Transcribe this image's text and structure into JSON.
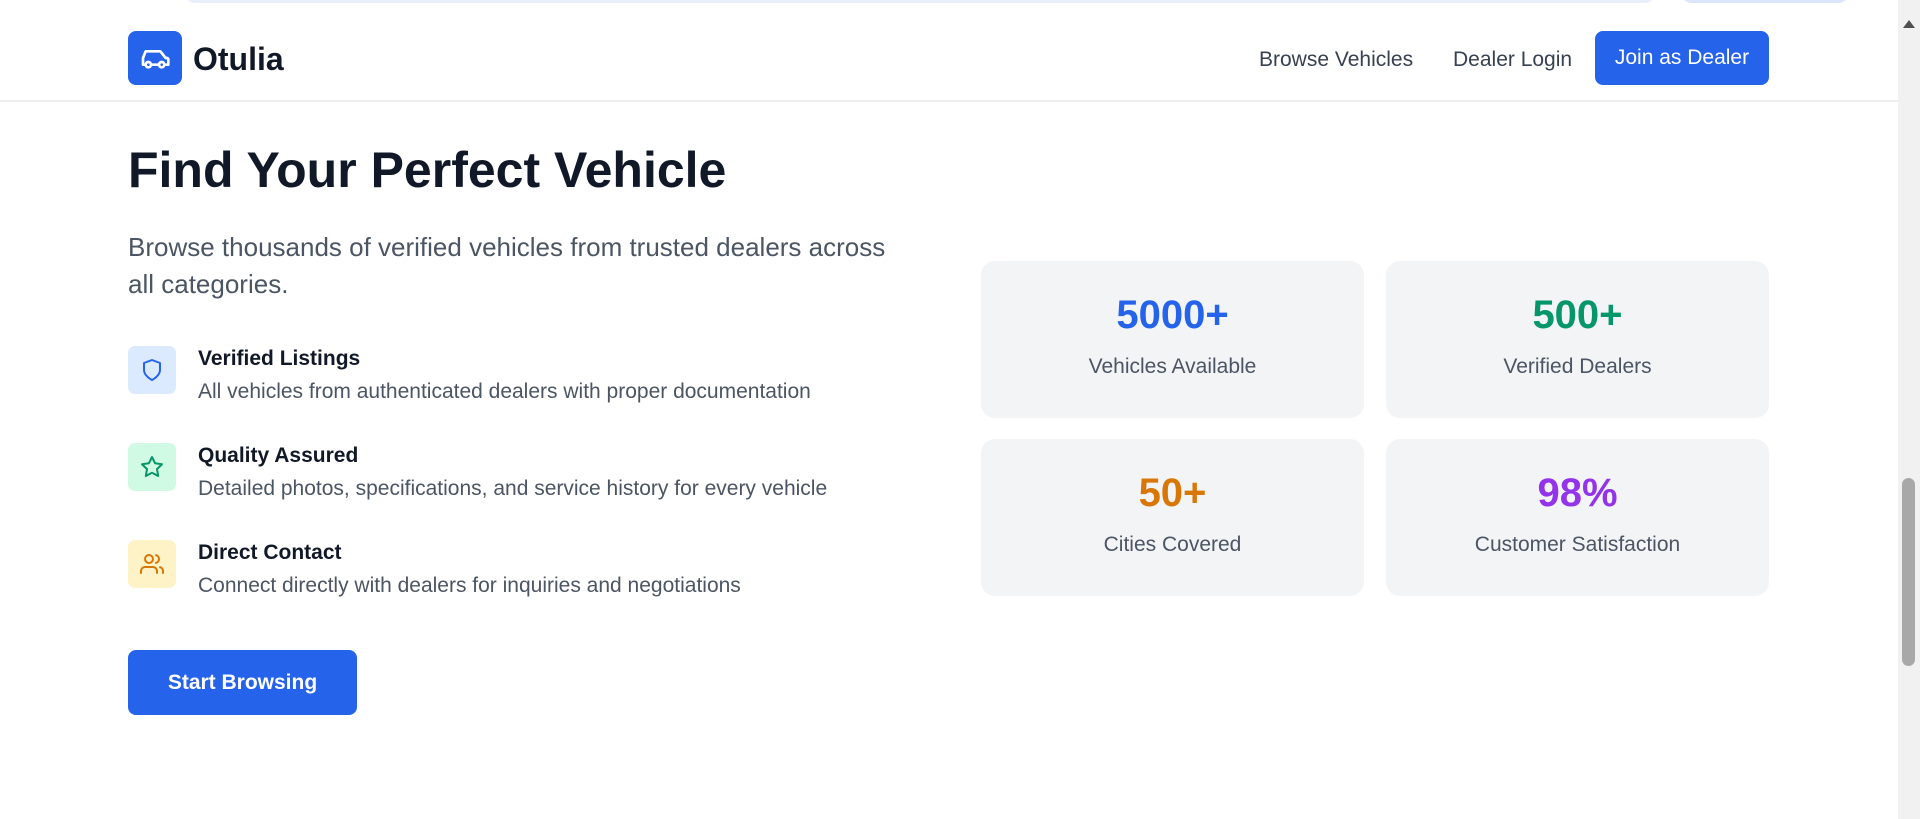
{
  "header": {
    "brand": "Otulia",
    "nav": {
      "browse": "Browse Vehicles",
      "login": "Dealer Login",
      "join": "Join as Dealer"
    }
  },
  "hero": {
    "title": "Find Your Perfect Vehicle",
    "subtitle": "Browse thousands of verified vehicles from trusted dealers across all categories.",
    "features": [
      {
        "title": "Verified Listings",
        "description": "All vehicles from authenticated dealers with proper documentation",
        "icon": "shield-icon"
      },
      {
        "title": "Quality Assured",
        "description": "Detailed photos, specifications, and service history for every vehicle",
        "icon": "star-icon"
      },
      {
        "title": "Direct Contact",
        "description": "Connect directly with dealers for inquiries and negotiations",
        "icon": "users-icon"
      }
    ],
    "cta": "Start Browsing"
  },
  "stats": [
    {
      "value": "5000+",
      "label": "Vehicles Available",
      "color": "#2563eb"
    },
    {
      "value": "500+",
      "label": "Verified Dealers",
      "color": "#059669"
    },
    {
      "value": "50+",
      "label": "Cities Covered",
      "color": "#d97706"
    },
    {
      "value": "98%",
      "label": "Customer Satisfaction",
      "color": "#9333ea"
    }
  ],
  "colors": {
    "primary": "#2563eb",
    "text_dark": "#111827",
    "text_muted": "#4b5563",
    "card_bg": "#f3f4f6"
  }
}
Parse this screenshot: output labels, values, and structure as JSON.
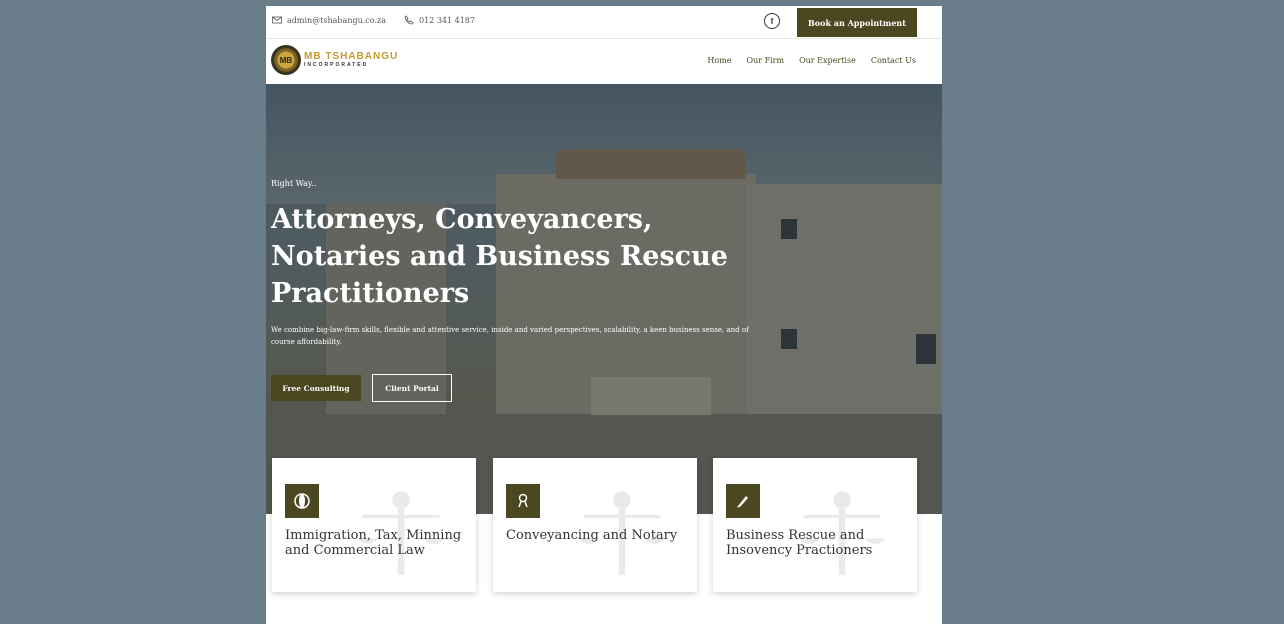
{
  "topbar": {
    "email": "admin@tshabangu.co.za",
    "phone": "012 341 4187",
    "facebook_icon": "f",
    "book_button": "Book an Appointment"
  },
  "logo": {
    "initials": "MB",
    "name": "MB TSHABANGU",
    "subtitle": "INCORPORATED"
  },
  "nav": {
    "items": [
      "Home",
      "Our Firm",
      "Our Expertise",
      "Contact Us"
    ]
  },
  "hero": {
    "eyebrow": "Right Way..",
    "title": "Attorneys, Conveyancers, Notaries and Business Rescue Practitioners",
    "description": "We combine big-law-firm skills, flexible and attentive service, inside and varied perspectives, scalability, a keen business sense, and of course affordability.",
    "primary_button": "Free Consulting",
    "secondary_button": "Client Portal"
  },
  "cards": [
    {
      "title": "Immigration, Tax, Minning and Commercial Law",
      "icon": "globe-icon"
    },
    {
      "title": "Conveyancing and Notary",
      "icon": "user-award-icon"
    },
    {
      "title": "Business Rescue and Insovency Practioners",
      "icon": "pen-icon"
    }
  ],
  "colors": {
    "accent": "#4b4720",
    "background": "#687c89",
    "gold": "#c79a2c"
  }
}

### Directive
Reproduce the full listing above verbatim, with no pictures included.

### Solution to this task
Transcribe this image's text and structure into JSON.
{
  "header": {
    "brand": "Otulia",
    "nav": {
      "browse": "Browse Vehicles",
      "login": "Dealer Login",
      "join": "Join as Dealer"
    }
  },
  "hero": {
    "title": "Find Your Perfect Vehicle",
    "subtitle": "Browse thousands of verified vehicles from trusted dealers across all categories.",
    "features": [
      {
        "title": "Verified Listings",
        "description": "All vehicles from authenticated dealers with proper documentation",
        "icon": "shield-icon"
      },
      {
        "title": "Quality Assured",
        "description": "Detailed photos, specifications, and service history for every vehicle",
        "icon": "star-icon"
      },
      {
        "title": "Direct Contact",
        "description": "Connect directly with dealers for inquiries and negotiations",
        "icon": "users-icon"
      }
    ],
    "cta": "Start Browsing"
  },
  "stats": [
    {
      "value": "5000+",
      "label": "Vehicles Available",
      "color": "#2563eb"
    },
    {
      "value": "500+",
      "label": "Verified Dealers",
      "color": "#059669"
    },
    {
      "value": "50+",
      "label": "Cities Covered",
      "color": "#d97706"
    },
    {
      "value": "98%",
      "label": "Customer Satisfaction",
      "color": "#9333ea"
    }
  ],
  "colors": {
    "primary": "#2563eb",
    "text_dark": "#111827",
    "text_muted": "#4b5563",
    "card_bg": "#f3f4f6"
  }
}
Parse this screenshot: output labels, values, and structure as JSON.
{
  "topbar": {
    "email": "admin@tshabangu.co.za",
    "phone": "012 341 4187",
    "facebook_icon": "f",
    "book_button": "Book an Appointment"
  },
  "logo": {
    "initials": "MB",
    "name": "MB TSHABANGU",
    "subtitle": "INCORPORATED"
  },
  "nav": {
    "items": [
      "Home",
      "Our Firm",
      "Our Expertise",
      "Contact Us"
    ]
  },
  "hero": {
    "eyebrow": "Right Way..",
    "title": "Attorneys, Conveyancers, Notaries and Business Rescue Practitioners",
    "description": "We combine big-law-firm skills, flexible and attentive service, inside and varied perspectives, scalability, a keen business sense, and of course affordability.",
    "primary_button": "Free Consulting",
    "secondary_button": "Client Portal"
  },
  "cards": [
    {
      "title": "Immigration, Tax, Minning and Commercial Law",
      "icon": "globe-icon"
    },
    {
      "title": "Conveyancing and Notary",
      "icon": "user-award-icon"
    },
    {
      "title": "Business Rescue and Insovency Practioners",
      "icon": "pen-icon"
    }
  ],
  "colors": {
    "accent": "#4b4720",
    "background": "#687c89",
    "gold": "#c79a2c"
  }
}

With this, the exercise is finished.